PROBLEM DESCRIPTION: Set down the full listing exactly as given. Any pictures are to be left out.

Stored data entries
---

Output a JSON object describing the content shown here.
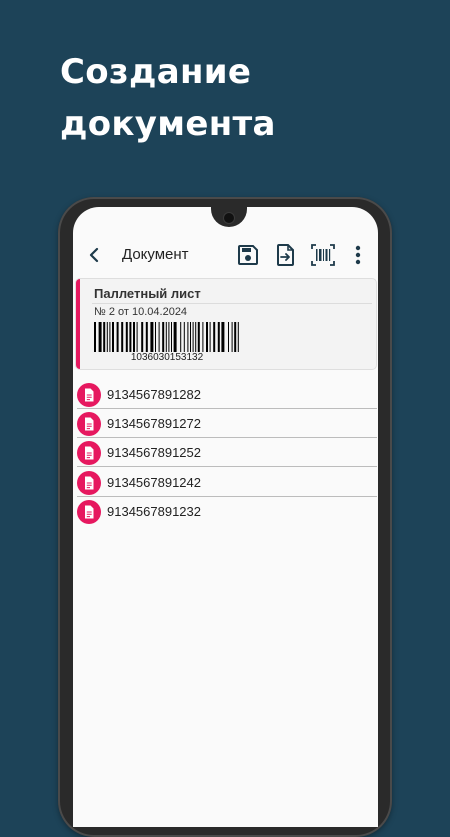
{
  "headline": {
    "line1": "Создание",
    "line2": "документа"
  },
  "appbar": {
    "title": "Документ",
    "back_icon": "arrow-back-icon",
    "actions": [
      "save-icon",
      "export-icon",
      "barcode-scan-icon",
      "more-vert-icon"
    ]
  },
  "document": {
    "title": "Паллетный лист",
    "subtitle": "№ 2 от 10.04.2024",
    "barcode": "1036030153132"
  },
  "items": [
    {
      "code": "9134567891282"
    },
    {
      "code": "9134567891272"
    },
    {
      "code": "9134567891252"
    },
    {
      "code": "9134567891242"
    },
    {
      "code": "9134567891232"
    }
  ],
  "colors": {
    "background": "#1d4358",
    "accent": "#e6185f",
    "icon": "#1e3a4a"
  }
}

---

EXERCISE OUTPUT:
Output a JSON object describing the content shown here.
{
  "headline": {
    "line1": "Создание",
    "line2": "документа"
  },
  "appbar": {
    "title": "Документ",
    "back_icon": "arrow-back-icon",
    "actions": [
      "save-icon",
      "export-icon",
      "barcode-scan-icon",
      "more-vert-icon"
    ]
  },
  "document": {
    "title": "Паллетный лист",
    "subtitle": "№ 2 от 10.04.2024",
    "barcode": "1036030153132"
  },
  "items": [
    {
      "code": "9134567891282"
    },
    {
      "code": "9134567891272"
    },
    {
      "code": "9134567891252"
    },
    {
      "code": "9134567891242"
    },
    {
      "code": "9134567891232"
    }
  ],
  "colors": {
    "background": "#1d4358",
    "accent": "#e6185f",
    "icon": "#1e3a4a"
  }
}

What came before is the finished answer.